'''

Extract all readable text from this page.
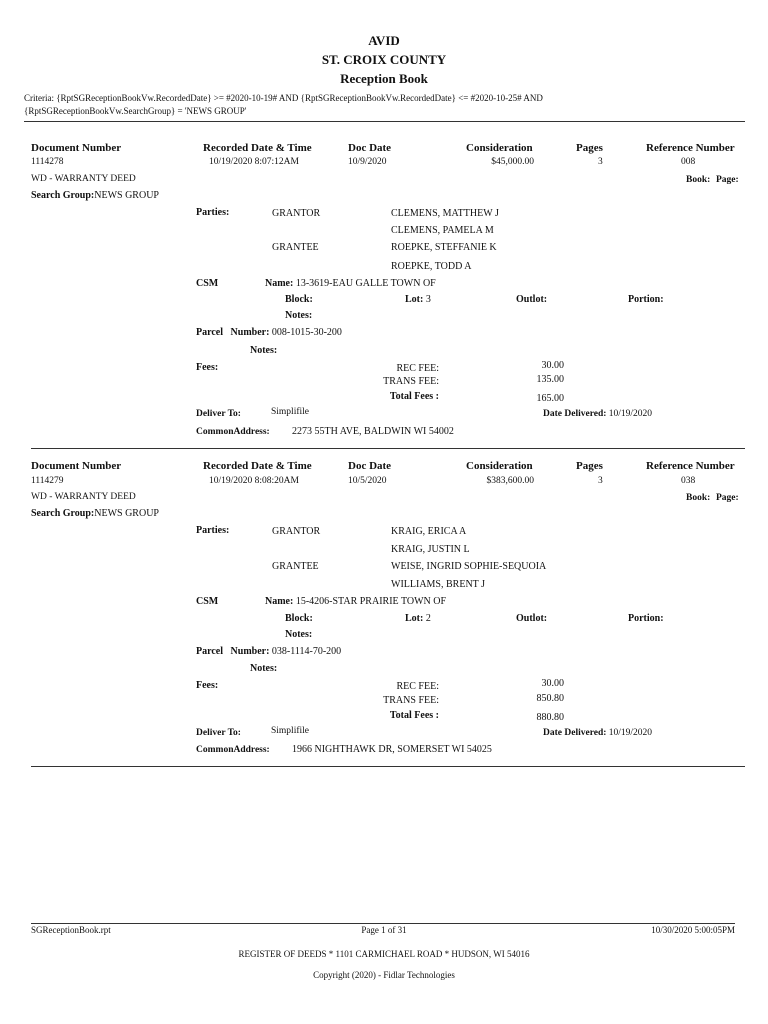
AVID
ST. CROIX COUNTY
Reception Book
Criteria: {RptSGReceptionBookVw.RecordedDate} >= #2020-10-19# AND {RptSGReceptionBookVw.RecordedDate} <= #2020-10-25# AND
{RptSGReceptionBookVw.SearchGroup} = 'NEWS GROUP'
Document Number	Recorded Date & Time	Doc Date	Consideration	Pages	Reference Number
1114278	10/19/2020 8:07:12AM	10/9/2020	$45,000.00	3	008
WD - WARRANTY DEED	Book: Page:
Search Group:NEWS GROUP
Parties:	GRANTOR	CLEMENS, MATTHEW J
CLEMENS, PAMELA M
GRANTEE	ROEPKE, STEFFANIE K
ROEPKE, TODD A
CSM	Name: 13-3619-EAU GALLE TOWN OF
Block:	Lot: 3	Outlot:	Portion:
Notes:
Parcel Number: 008-1015-30-200
Notes:
Fees:	REC FEE:	30.00
TRANS FEE:	135.00
Total Fees :	165.00
Deliver To:	Simplifile	Date Delivered: 10/19/2020
CommonAddress: 2273 55TH AVE, BALDWIN WI 54002
Document Number	Recorded Date & Time	Doc Date	Consideration	Pages	Reference Number
1114279	10/19/2020 8:08:20AM	10/5/2020	$383,600.00	3	038
WD - WARRANTY DEED	Book: Page:
Search Group:NEWS GROUP
Parties:	GRANTOR	KRAIG, ERICA A
KRAIG, JUSTIN L
GRANTEE	WEISE, INGRID SOPHIE-SEQUOIA
WILLIAMS, BRENT J
CSM	Name: 15-4206-STAR PRAIRIE TOWN OF
Block:	Lot: 2	Outlot:	Portion:
Notes:
Parcel Number: 038-1114-70-200
Notes:
Fees:	REC FEE:	30.00
TRANS FEE:	850.80
Total Fees :	880.80
Deliver To:	Simplifile	Date Delivered: 10/19/2020
CommonAddress: 1966 NIGHTHAWK DR, SOMERSET WI 54025
SGReceptionBook.rpt	Page 1 of 31	10/30/2020 5:00:05PM
REGISTER OF DEEDS * 1101 CARMICHAEL ROAD * HUDSON, WI 54016
Copyright (2020) - Fidlar Technologies
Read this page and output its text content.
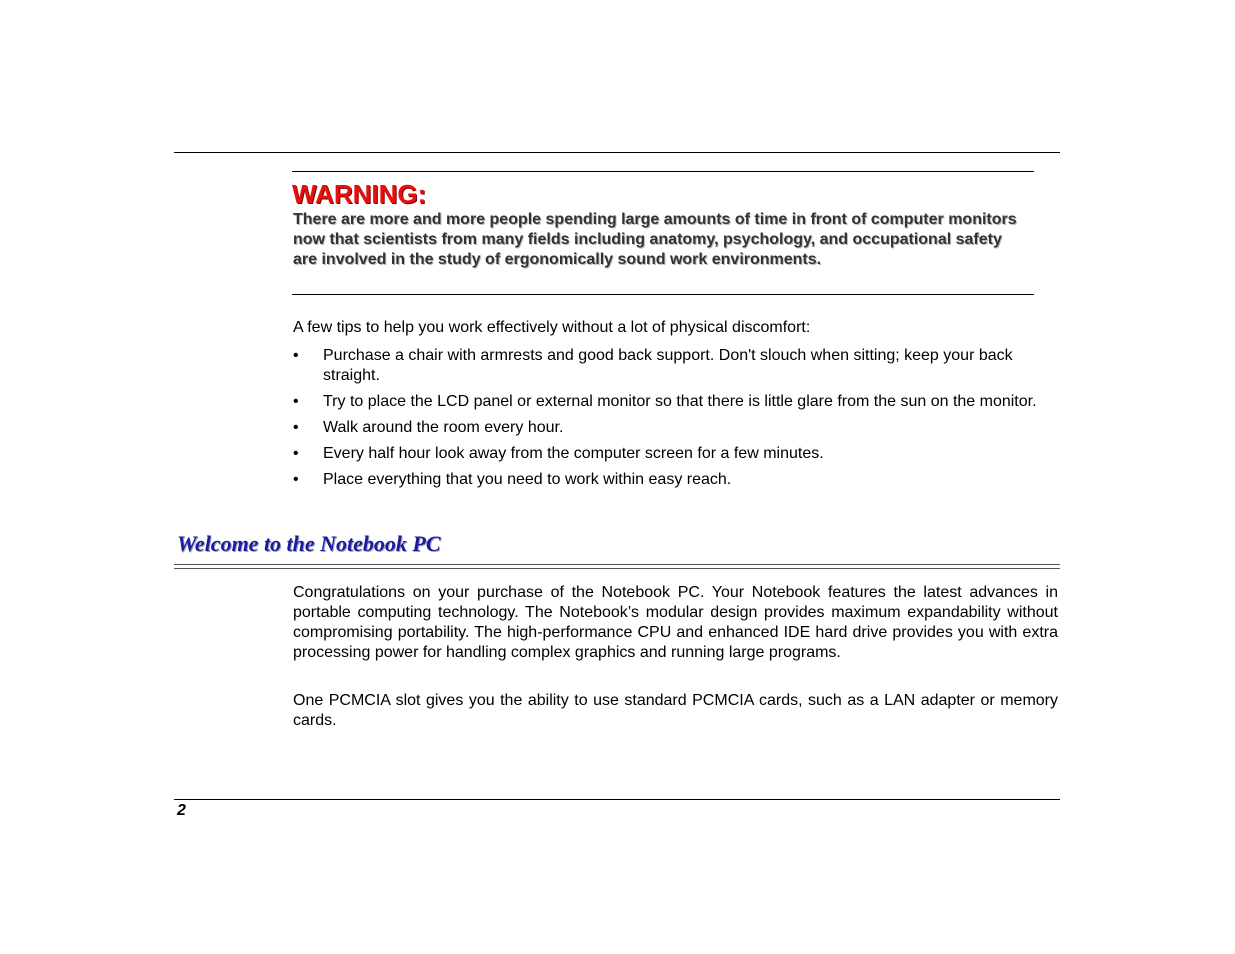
WARNING:

There are more and more people spending large amounts of time in front of computer monitors now that scientists from many fields including anatomy, psychology, and occupational safety are involved in the study of ergonomically sound work environments.

A few tips to help you work effectively without a lot of physical discomfort:

• Purchase a chair with armrests and good back support. Don't slouch when sitting; keep your back straight.
• Try to place the LCD panel or external monitor so that there is little glare from the sun on the monitor.
• Walk around the room every hour.
• Every half hour look away from the computer screen for a few minutes.
• Place everything that you need to work within easy reach.
Welcome to the Notebook PC

Congratulations on your purchase of the Notebook PC. Your Notebook features the latest advances in portable computing technology. The Notebook’s modular design provides maximum expandability without compromising portability. The high-performance CPU and enhanced IDE hard drive provides you with extra processing power for handling complex graphics and running large programs.

One PCMCIA slot gives you the ability to use standard PCMCIA cards, such as a LAN adapter or memory cards.

2
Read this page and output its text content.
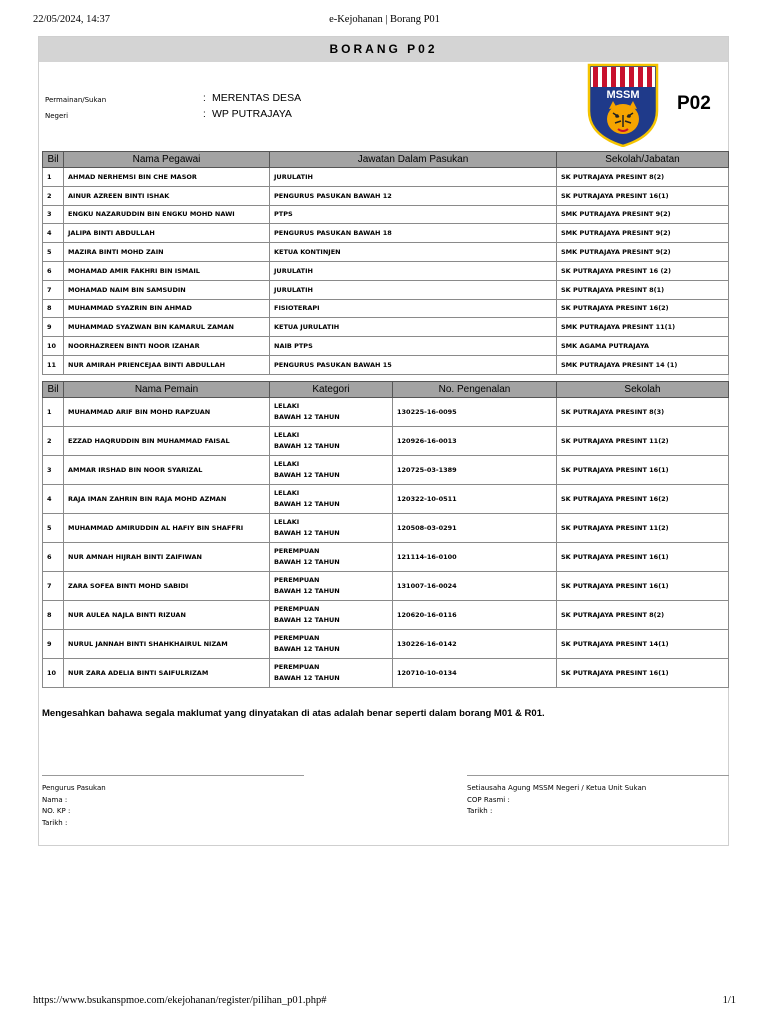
22/05/2024, 14:37	e-Kejohanan | Borang P01
BORANG P02
Permainan/Sukan	: MERENTAS DESA
Negeri	: WP PUTRAJAYA
MSSM P02
Bil	Nama Pegawai	Jawatan Dalam Pasukan	Sekolah/Jabatan
1	AHMAD NERHEMSI BIN CHE MASOR	JURULATIH	SK PUTRAJAYA PRESINT 8(2)
2	AINUR AZREEN BINTI ISHAK	PENGURUS PASUKAN BAWAH 12	SK PUTRAJAYA PRESINT 16(1)
3	ENGKU NAZARUDDIN BIN ENGKU MOHD NAWI	PTPS	SMK PUTRAJAYA PRESINT 9(2)
4	JALIPA BINTI ABDULLAH	PENGURUS PASUKAN BAWAH 18	SMK PUTRAJAYA PRESINT 9(2)
5	MAZIRA BINTI MOHD ZAIN	KETUA KONTINJEN	SMK PUTRAJAYA PRESINT 9(2)
6	MOHAMAD AMIR FAKHRI BIN ISMAIL	JURULATIH	SK PUTRAJAYA PRESINT 16 (2)
7	MOHAMAD NAIM BIN SAMSUDIN	JURULATIH	SK PUTRAJAYA PRESINT 8(1)
8	MUHAMMAD SYAZRIN BIN AHMAD	FISIOTERAPI	SK PUTRAJAYA PRESINT 16(2)
9	MUHAMMAD SYAZWAN BIN KAMARUL ZAMAN	KETUA JURULATIH	SMK PUTRAJAYA PRESINT 11(1)
10	NOORHAZREEN BINTI NOOR IZAHAR	NAIB PTPS	SMK AGAMA PUTRAJAYA
11	NUR AMIRAH PRIENCEJAA BINTI ABDULLAH	PENGURUS PASUKAN BAWAH 15	SMK PUTRAJAYA PRESINT 14 (1)
Bil	Nama Pemain	Kategori	No. Pengenalan	Sekolah
1	MUHAMMAD ARIF BIN MOHD RAPZUAN	LELAKI
BAWAH 12 TAHUN	130225-16-0095	SK PUTRAJAYA PRESINT 8(3)
2	EZZAD HAQRUDDIN BIN MUHAMMAD FAISAL	LELAKI
BAWAH 12 TAHUN	120926-16-0013	SK PUTRAJAYA PRESINT 11(2)
3	AMMAR IRSHAD BIN NOOR SYARIZAL	LELAKI
BAWAH 12 TAHUN	120725-03-1389	SK PUTRAJAYA PRESINT 16(1)
4	RAJA IMAN ZAHRIN BIN RAJA MOHD AZMAN	LELAKI
BAWAH 12 TAHUN	120322-10-0511	SK PUTRAJAYA PRESINT 16(2)
5	MUHAMMAD AMIRUDDIN AL HAFIY BIN SHAFFRI	LELAKI
BAWAH 12 TAHUN	120508-03-0291	SK PUTRAJAYA PRESINT 11(2)
6	NUR AMNAH HIJRAH BINTI ZAIFIWAN	PEREMPUAN
BAWAH 12 TAHUN	121114-16-0100	SK PUTRAJAYA PRESINT 16(1)
7	ZARA SOFEA BINTI MOHD SABIDI	PEREMPUAN
BAWAH 12 TAHUN	131007-16-0024	SK PUTRAJAYA PRESINT 16(1)
8	NUR AULEA NAJLA BINTI RIZUAN	PEREMPUAN
BAWAH 12 TAHUN	120620-16-0116	SK PUTRAJAYA PRESINT 8(2)
9	NURUL JANNAH BINTI SHAHKHAIRUL NIZAM	PEREMPUAN
BAWAH 12 TAHUN	130226-16-0142	SK PUTRAJAYA PRESINT 14(1)
10	NUR ZARA ADELIA BINTI SAIFULRIZAM	PEREMPUAN
BAWAH 12 TAHUN	120710-10-0134	SK PUTRAJAYA PRESINT 16(1)
Mengesahkan bahawa segala maklumat yang dinyatakan di atas adalah benar seperti dalam borang M01 & R01.
Pengurus Pasukan
Nama :
NO. KP :
Tarikh :
Setiausaha Agung MSSM Negeri / Ketua Unit Sukan
COP Rasmi :
Tarikh :
https://www.bsukanspmoe.com/ekejohanan/register/pilihan_p01.php#	1/1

'''

• **What you have to do**
Repeat the listing in full and exactly. Do not include any images.

• **Finished exercise**
Extract all readable text from this page.
AVID
ST. CROIX COUNTY
Reception Book
Criteria: {RptSGReceptionBookVw.RecordedDate} >= #2020-10-19# AND {RptSGReceptionBookVw.RecordedDate} <= #2020-10-25# AND
{RptSGReceptionBookVw.SearchGroup} = 'NEWS GROUP'
Document Number	Recorded Date & Time	Doc Date	Consideration	Pages	Reference Number
1114278	10/19/2020 8:07:12AM	10/9/2020	$45,000.00	3	008
WD - WARRANTY DEED	Book: Page:
Search Group:NEWS GROUP
Parties:	GRANTOR	CLEMENS, MATTHEW J
CLEMENS, PAMELA M
GRANTEE	ROEPKE, STEFFANIE K
ROEPKE, TODD A
CSM	Name: 13-3619-EAU GALLE TOWN OF
Block:	Lot: 3	Outlot:	Portion:
Notes:
Parcel Number: 008-1015-30-200
Notes:
Fees:	REC FEE:	30.00
TRANS FEE:	135.00
Total Fees :	165.00
Deliver To:	Simplifile	Date Delivered: 10/19/2020
CommonAddress: 2273 55TH AVE, BALDWIN WI 54002
Document Number	Recorded Date & Time	Doc Date	Consideration	Pages	Reference Number
1114279	10/19/2020 8:08:20AM	10/5/2020	$383,600.00	3	038
WD - WARRANTY DEED	Book: Page:
Search Group:NEWS GROUP
Parties:	GRANTOR	KRAIG, ERICA A
KRAIG, JUSTIN L
GRANTEE	WEISE, INGRID SOPHIE-SEQUOIA
WILLIAMS, BRENT J
CSM	Name: 15-4206-STAR PRAIRIE TOWN OF
Block:	Lot: 2	Outlot:	Portion:
Notes:
Parcel Number: 038-1114-70-200
Notes:
Fees:	REC FEE:	30.00
TRANS FEE:	850.80
Total Fees :	880.80
Deliver To:	Simplifile	Date Delivered: 10/19/2020
CommonAddress: 1966 NIGHTHAWK DR, SOMERSET WI 54025
SGReceptionBook.rpt	Page 1 of 31	10/30/2020 5:00:05PM
REGISTER OF DEEDS * 1101 CARMICHAEL ROAD * HUDSON, WI 54016
Copyright (2020) - Fidlar Technologies
Read this page and output its text content.
WARNING:

There are more and more people spending large amounts of time in front of computer monitors now that scientists from many fields including anatomy, psychology, and occupational safety are involved in the study of ergonomically sound work environments.

A few tips to help you work effectively without a lot of physical discomfort:

• Purchase a chair with armrests and good back support. Don't slouch when sitting; keep your back straight.
• Try to place the LCD panel or external monitor so that there is little glare from the sun on the monitor.
• Walk around the room every hour.
• Every half hour look away from the computer screen for a few minutes.
• Place everything that you need to work within easy reach.
Welcome to the Notebook PC

Congratulations on your purchase of the Notebook PC. Your Notebook features the latest advances in portable computing technology. The Notebook’s modular design provides maximum expandability without compromising portability. The high-performance CPU and enhanced IDE hard drive provides you with extra processing power for handling complex graphics and running large programs.

One PCMCIA slot gives you the ability to use standard PCMCIA cards, such as a LAN adapter or memory cards.

2
Read this page and output its text content.
22/05/2024, 14:37	e-Kejohanan | Borang P01
BORANG P02
Permainan/Sukan	: MERENTAS DESA
Negeri	: WP PUTRAJAYA
MSSM P02
Bil	Nama Pegawai	Jawatan Dalam Pasukan	Sekolah/Jabatan
1	AHMAD NERHEMSI BIN CHE MASOR	JURULATIH	SK PUTRAJAYA PRESINT 8(2)
2	AINUR AZREEN BINTI ISHAK	PENGURUS PASUKAN BAWAH 12	SK PUTRAJAYA PRESINT 16(1)
3	ENGKU NAZARUDDIN BIN ENGKU MOHD NAWI	PTPS	SMK PUTRAJAYA PRESINT 9(2)
4	JALIPA BINTI ABDULLAH	PENGURUS PASUKAN BAWAH 18	SMK PUTRAJAYA PRESINT 9(2)
5	MAZIRA BINTI MOHD ZAIN	KETUA KONTINJEN	SMK PUTRAJAYA PRESINT 9(2)
6	MOHAMAD AMIR FAKHRI BIN ISMAIL	JURULATIH	SK PUTRAJAYA PRESINT 16 (2)
7	MOHAMAD NAIM BIN SAMSUDIN	JURULATIH	SK PUTRAJAYA PRESINT 8(1)
8	MUHAMMAD SYAZRIN BIN AHMAD	FISIOTERAPI	SK PUTRAJAYA PRESINT 16(2)
9	MUHAMMAD SYAZWAN BIN KAMARUL ZAMAN	KETUA JURULATIH	SMK PUTRAJAYA PRESINT 11(1)
10	NOORHAZREEN BINTI NOOR IZAHAR	NAIB PTPS	SMK AGAMA PUTRAJAYA
11	NUR AMIRAH PRIENCEJAA BINTI ABDULLAH	PENGURUS PASUKAN BAWAH 15	SMK PUTRAJAYA PRESINT 14 (1)
Bil	Nama Pemain	Kategori	No. Pengenalan	Sekolah
1	MUHAMMAD ARIF BIN MOHD RAPZUAN	LELAKI
BAWAH 12 TAHUN	130225-16-0095	SK PUTRAJAYA PRESINT 8(3)
2	EZZAD HAQRUDDIN BIN MUHAMMAD FAISAL	LELAKI
BAWAH 12 TAHUN	120926-16-0013	SK PUTRAJAYA PRESINT 11(2)
3	AMMAR IRSHAD BIN NOOR SYARIZAL	LELAKI
BAWAH 12 TAHUN	120725-03-1389	SK PUTRAJAYA PRESINT 16(1)
4	RAJA IMAN ZAHRIN BIN RAJA MOHD AZMAN	LELAKI
BAWAH 12 TAHUN	120322-10-0511	SK PUTRAJAYA PRESINT 16(2)
5	MUHAMMAD AMIRUDDIN AL HAFIY BIN SHAFFRI	LELAKI
BAWAH 12 TAHUN	120508-03-0291	SK PUTRAJAYA PRESINT 11(2)
6	NUR AMNAH HIJRAH BINTI ZAIFIWAN	PEREMPUAN
BAWAH 12 TAHUN	121114-16-0100	SK PUTRAJAYA PRESINT 16(1)
7	ZARA SOFEA BINTI MOHD SABIDI	PEREMPUAN
BAWAH 12 TAHUN	131007-16-0024	SK PUTRAJAYA PRESINT 16(1)
8	NUR AULEA NAJLA BINTI RIZUAN	PEREMPUAN
BAWAH 12 TAHUN	120620-16-0116	SK PUTRAJAYA PRESINT 8(2)
9	NURUL JANNAH BINTI SHAHKHAIRUL NIZAM	PEREMPUAN
BAWAH 12 TAHUN	130226-16-0142	SK PUTRAJAYA PRESINT 14(1)
10	NUR ZARA ADELIA BINTI SAIFULRIZAM	PEREMPUAN
BAWAH 12 TAHUN	120710-10-0134	SK PUTRAJAYA PRESINT 16(1)
Mengesahkan bahawa segala maklumat yang dinyatakan di atas adalah benar seperti dalam borang M01 & R01.
Pengurus Pasukan
Nama :
NO. KP :
Tarikh :
Setiausaha Agung MSSM Negeri / Ketua Unit Sukan
COP Rasmi :
Tarikh :
https://www.bsukanspmoe.com/ekejohanan/register/pilihan_p01.php#	1/1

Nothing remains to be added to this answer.